**DATA EXCERPTS:**
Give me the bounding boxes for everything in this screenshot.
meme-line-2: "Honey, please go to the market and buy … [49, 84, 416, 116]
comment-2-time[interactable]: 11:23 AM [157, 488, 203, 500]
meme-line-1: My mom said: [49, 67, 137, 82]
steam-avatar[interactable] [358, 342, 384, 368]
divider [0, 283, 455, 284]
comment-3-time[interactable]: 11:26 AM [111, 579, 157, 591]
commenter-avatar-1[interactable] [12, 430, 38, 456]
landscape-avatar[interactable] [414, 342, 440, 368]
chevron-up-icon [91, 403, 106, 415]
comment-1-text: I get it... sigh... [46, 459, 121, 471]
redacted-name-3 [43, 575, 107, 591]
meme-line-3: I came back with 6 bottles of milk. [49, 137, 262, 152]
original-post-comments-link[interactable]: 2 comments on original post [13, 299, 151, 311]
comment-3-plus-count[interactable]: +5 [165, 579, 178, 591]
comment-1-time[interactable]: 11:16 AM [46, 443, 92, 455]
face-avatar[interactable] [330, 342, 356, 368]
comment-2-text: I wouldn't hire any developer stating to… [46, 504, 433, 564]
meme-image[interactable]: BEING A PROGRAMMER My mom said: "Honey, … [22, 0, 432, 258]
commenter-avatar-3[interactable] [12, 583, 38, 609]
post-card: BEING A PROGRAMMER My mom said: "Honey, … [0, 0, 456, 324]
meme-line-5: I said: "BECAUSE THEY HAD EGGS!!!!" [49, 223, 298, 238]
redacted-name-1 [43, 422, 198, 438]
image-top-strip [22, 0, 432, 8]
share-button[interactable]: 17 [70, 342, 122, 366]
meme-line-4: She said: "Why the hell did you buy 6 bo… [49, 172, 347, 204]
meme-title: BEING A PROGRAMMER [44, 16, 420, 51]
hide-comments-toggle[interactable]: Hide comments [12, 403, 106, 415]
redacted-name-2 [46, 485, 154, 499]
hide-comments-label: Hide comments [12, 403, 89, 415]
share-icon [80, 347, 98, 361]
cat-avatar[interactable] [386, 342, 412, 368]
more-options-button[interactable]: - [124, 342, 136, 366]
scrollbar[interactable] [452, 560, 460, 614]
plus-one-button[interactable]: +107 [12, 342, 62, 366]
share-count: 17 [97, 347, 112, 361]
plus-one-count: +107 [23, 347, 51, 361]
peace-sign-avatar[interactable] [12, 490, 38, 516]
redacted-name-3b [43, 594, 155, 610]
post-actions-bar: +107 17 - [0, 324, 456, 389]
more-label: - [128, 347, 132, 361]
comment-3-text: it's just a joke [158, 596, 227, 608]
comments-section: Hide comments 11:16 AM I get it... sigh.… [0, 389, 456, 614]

**TASK PROMPT:** Convert the material into a Markdown table with the columns No. and Text. Begin at its first line and stop after the line that contains "meme-line-3: I came", including both, numbering each line and leaving out blank lines.

**TASK ANSWER:**
| No. | Text |
|---|---|
| 1 | Give me the bounding boxes for everything in this screenshot. |
| 2 | meme-line-2: "Honey, please go to the market and buy … [49, 84, 416, 116] |
| 3 | comment-2-time[interactable]: 11:23 AM [157, 488, 203, 500] |
| 4 | meme-line-1: My mom said: [49, 67, 137, 82] |
| 5 | steam-avatar[interactable] [358, 342, 384, 368] |
| 6 | divider [0, 283, 455, 284] |
| 7 | comment-3-time[interactable]: 11:26 AM [111, 579, 157, 591] |
| 8 | commenter-avatar-1[interactable] [12, 430, 38, 456] |
| 9 | landscape-avatar[interactable] [414, 342, 440, 368] |
| 10 | chevron-up-icon [91, 403, 106, 415] |
| 11 | comment-1-text: I get it... sigh... [46, 459, 121, 471] |
| 12 | redacted-name-3 [43, 575, 107, 591] |
| 13 | meme-line-3: I came back with 6 bottles of milk. [49, 137, 262, 152] |